• Task to complete:
Repeat every record below exactly as written.

## BEGIN Supplied records

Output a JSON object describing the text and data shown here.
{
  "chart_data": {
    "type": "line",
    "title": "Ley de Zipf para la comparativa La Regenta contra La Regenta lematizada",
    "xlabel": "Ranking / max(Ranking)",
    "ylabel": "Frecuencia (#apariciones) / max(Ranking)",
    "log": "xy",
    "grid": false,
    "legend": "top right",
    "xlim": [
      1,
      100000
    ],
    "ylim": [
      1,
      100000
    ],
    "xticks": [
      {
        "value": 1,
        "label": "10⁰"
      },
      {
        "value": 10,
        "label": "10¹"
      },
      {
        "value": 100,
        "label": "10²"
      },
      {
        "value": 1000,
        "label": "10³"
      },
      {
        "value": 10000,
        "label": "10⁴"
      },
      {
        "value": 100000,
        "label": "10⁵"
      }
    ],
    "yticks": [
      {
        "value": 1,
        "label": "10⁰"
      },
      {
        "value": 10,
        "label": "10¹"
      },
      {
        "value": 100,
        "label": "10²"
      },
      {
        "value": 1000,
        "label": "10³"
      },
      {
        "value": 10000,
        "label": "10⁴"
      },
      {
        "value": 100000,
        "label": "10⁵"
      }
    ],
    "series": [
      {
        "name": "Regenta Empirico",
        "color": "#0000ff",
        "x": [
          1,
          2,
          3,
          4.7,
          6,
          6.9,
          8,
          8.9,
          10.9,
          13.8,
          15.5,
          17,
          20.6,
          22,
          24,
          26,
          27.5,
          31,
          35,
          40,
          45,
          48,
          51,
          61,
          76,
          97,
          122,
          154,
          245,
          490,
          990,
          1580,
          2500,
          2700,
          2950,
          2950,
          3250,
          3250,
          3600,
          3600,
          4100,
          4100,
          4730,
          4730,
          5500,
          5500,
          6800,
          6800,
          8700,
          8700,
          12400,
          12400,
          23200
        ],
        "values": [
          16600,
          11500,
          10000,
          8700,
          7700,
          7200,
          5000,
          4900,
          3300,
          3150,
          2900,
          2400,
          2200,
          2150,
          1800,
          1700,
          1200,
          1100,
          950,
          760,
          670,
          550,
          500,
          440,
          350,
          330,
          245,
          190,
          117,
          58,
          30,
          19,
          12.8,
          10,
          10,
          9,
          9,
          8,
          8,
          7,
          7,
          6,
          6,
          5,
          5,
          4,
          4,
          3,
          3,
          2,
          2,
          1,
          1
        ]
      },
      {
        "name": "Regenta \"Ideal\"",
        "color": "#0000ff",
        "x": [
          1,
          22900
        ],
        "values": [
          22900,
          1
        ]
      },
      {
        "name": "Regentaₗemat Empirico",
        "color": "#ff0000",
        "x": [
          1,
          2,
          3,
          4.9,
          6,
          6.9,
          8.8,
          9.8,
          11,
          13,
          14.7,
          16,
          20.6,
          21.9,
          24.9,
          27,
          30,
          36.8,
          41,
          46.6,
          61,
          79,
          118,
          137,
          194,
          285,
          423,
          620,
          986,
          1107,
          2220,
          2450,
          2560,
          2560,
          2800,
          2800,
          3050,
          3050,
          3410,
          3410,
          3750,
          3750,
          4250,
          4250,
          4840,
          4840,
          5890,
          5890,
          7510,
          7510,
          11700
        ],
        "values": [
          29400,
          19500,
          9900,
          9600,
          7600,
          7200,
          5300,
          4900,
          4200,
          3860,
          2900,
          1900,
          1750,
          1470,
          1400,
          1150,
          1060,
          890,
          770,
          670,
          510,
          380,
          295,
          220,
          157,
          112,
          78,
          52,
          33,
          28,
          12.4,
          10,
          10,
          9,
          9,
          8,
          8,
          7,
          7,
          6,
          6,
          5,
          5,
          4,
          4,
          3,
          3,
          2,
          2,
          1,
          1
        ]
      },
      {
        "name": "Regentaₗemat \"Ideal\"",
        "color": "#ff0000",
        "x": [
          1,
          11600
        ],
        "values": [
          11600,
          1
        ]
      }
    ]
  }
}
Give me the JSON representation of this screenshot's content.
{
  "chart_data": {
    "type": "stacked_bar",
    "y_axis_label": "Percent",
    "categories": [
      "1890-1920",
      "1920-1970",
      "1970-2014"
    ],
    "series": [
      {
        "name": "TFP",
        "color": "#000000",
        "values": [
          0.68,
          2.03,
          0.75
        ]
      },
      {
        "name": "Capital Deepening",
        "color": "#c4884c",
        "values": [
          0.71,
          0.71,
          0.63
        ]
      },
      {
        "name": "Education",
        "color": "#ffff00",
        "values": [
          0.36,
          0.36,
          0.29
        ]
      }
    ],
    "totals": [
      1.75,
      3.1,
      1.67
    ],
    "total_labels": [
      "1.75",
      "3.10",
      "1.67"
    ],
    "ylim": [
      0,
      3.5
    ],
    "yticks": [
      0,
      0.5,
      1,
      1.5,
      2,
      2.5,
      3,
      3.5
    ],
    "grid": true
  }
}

## END Supplied records

• Reply to the task:
Output a JSON object describing the text and data shown here.
{
  "chart_data": {
    "type": "line",
    "title": "Ley de Zipf para la comparativa La Regenta contra La Regenta lematizada",
    "xlabel": "Ranking / max(Ranking)",
    "ylabel": "Frecuencia (#apariciones) / max(Ranking)",
    "log": "xy",
    "grid": false,
    "legend": "top right",
    "xlim": [
      1,
      100000
    ],
    "ylim": [
      1,
      100000
    ],
    "xticks": [
      {
        "value": 1,
        "label": "10⁰"
      },
      {
        "value": 10,
        "label": "10¹"
      },
      {
        "value": 100,
        "label": "10²"
      },
      {
        "value": 1000,
        "label": "10³"
      },
      {
        "value": 10000,
        "label": "10⁴"
      },
      {
        "value": 100000,
        "label": "10⁵"
      }
    ],
    "yticks": [
      {
        "value": 1,
        "label": "10⁰"
      },
      {
        "value": 10,
        "label": "10¹"
      },
      {
        "value": 100,
        "label": "10²"
      },
      {
        "value": 1000,
        "label": "10³"
      },
      {
        "value": 10000,
        "label": "10⁴"
      },
      {
        "value": 100000,
        "label": "10⁵"
      }
    ],
    "series": [
      {
        "name": "Regenta Empirico",
        "color": "#0000ff",
        "x": [
          1,
          2,
          3,
          4.7,
          6,
          6.9,
          8,
          8.9,
          10.9,
          13.8,
          15.5,
          17,
          20.6,
          22,
          24,
          26,
          27.5,
          31,
          35,
          40,
          45,
          48,
          51,
          61,
          76,
          97,
          122,
          154,
          245,
          490,
          990,
          1580,
          2500,
          2700,
          2950,
          2950,
          3250,
          3250,
          3600,
          3600,
          4100,
          4100,
          4730,
          4730,
          5500,
          5500,
          6800,
          6800,
          8700,
          8700,
          12400,
          12400,
          23200
        ],
        "values": [
          16600,
          11500,
          10000,
          8700,
          7700,
          7200,
          5000,
          4900,
          3300,
          3150,
          2900,
          2400,
          2200,
          2150,
          1800,
          1700,
          1200,
          1100,
          950,
          760,
          670,
          550,
          500,
          440,
          350,
          330,
          245,
          190,
          117,
          58,
          30,
          19,
          12.8,
          10,
          10,
          9,
          9,
          8,
          8,
          7,
          7,
          6,
          6,
          5,
          5,
          4,
          4,
          3,
          3,
          2,
          2,
          1,
          1
        ]
      },
      {
        "name": "Regenta \"Ideal\"",
        "color": "#0000ff",
        "x": [
          1,
          22900
        ],
        "values": [
          22900,
          1
        ]
      },
      {
        "name": "Regentaₗemat Empirico",
        "color": "#ff0000",
        "x": [
          1,
          2,
          3,
          4.9,
          6,
          6.9,
          8.8,
          9.8,
          11,
          13,
          14.7,
          16,
          20.6,
          21.9,
          24.9,
          27,
          30,
          36.8,
          41,
          46.6,
          61,
          79,
          118,
          137,
          194,
          285,
          423,
          620,
          986,
          1107,
          2220,
          2450,
          2560,
          2560,
          2800,
          2800,
          3050,
          3050,
          3410,
          3410,
          3750,
          3750,
          4250,
          4250,
          4840,
          4840,
          5890,
          5890,
          7510,
          7510,
          11700
        ],
        "values": [
          29400,
          19500,
          9900,
          9600,
          7600,
          7200,
          5300,
          4900,
          4200,
          3860,
          2900,
          1900,
          1750,
          1470,
          1400,
          1150,
          1060,
          890,
          770,
          670,
          510,
          380,
          295,
          220,
          157,
          112,
          78,
          52,
          33,
          28,
          12.4,
          10,
          10,
          9,
          9,
          8,
          8,
          7,
          7,
          6,
          6,
          5,
          5,
          4,
          4,
          3,
          3,
          2,
          2,
          1,
          1
        ]
      },
      {
        "name": "Regentaₗemat \"Ideal\"",
        "color": "#ff0000",
        "x": [
          1,
          11600
        ],
        "values": [
          11600,
          1
        ]
      }
    ]
  }
}
Give me the JSON representation of this screenshot's content.
{
  "chart_data": {
    "type": "stacked_bar",
    "y_axis_label": "Percent",
    "categories": [
      "1890-1920",
      "1920-1970",
      "1970-2014"
    ],
    "series": [
      {
        "name": "TFP",
        "color": "#000000",
        "values": [
          0.68,
          2.03,
          0.75
        ]
      },
      {
        "name": "Capital Deepening",
        "color": "#c4884c",
        "values": [
          0.71,
          0.71,
          0.63
        ]
      },
      {
        "name": "Education",
        "color": "#ffff00",
        "values": [
          0.36,
          0.36,
          0.29
        ]
      }
    ],
    "totals": [
      1.75,
      3.1,
      1.67
    ],
    "total_labels": [
      "1.75",
      "3.10",
      "1.67"
    ],
    "ylim": [
      0,
      3.5
    ],
    "yticks": [
      0,
      0.5,
      1,
      1.5,
      2,
      2.5,
      3,
      3.5
    ],
    "grid": true
  }
}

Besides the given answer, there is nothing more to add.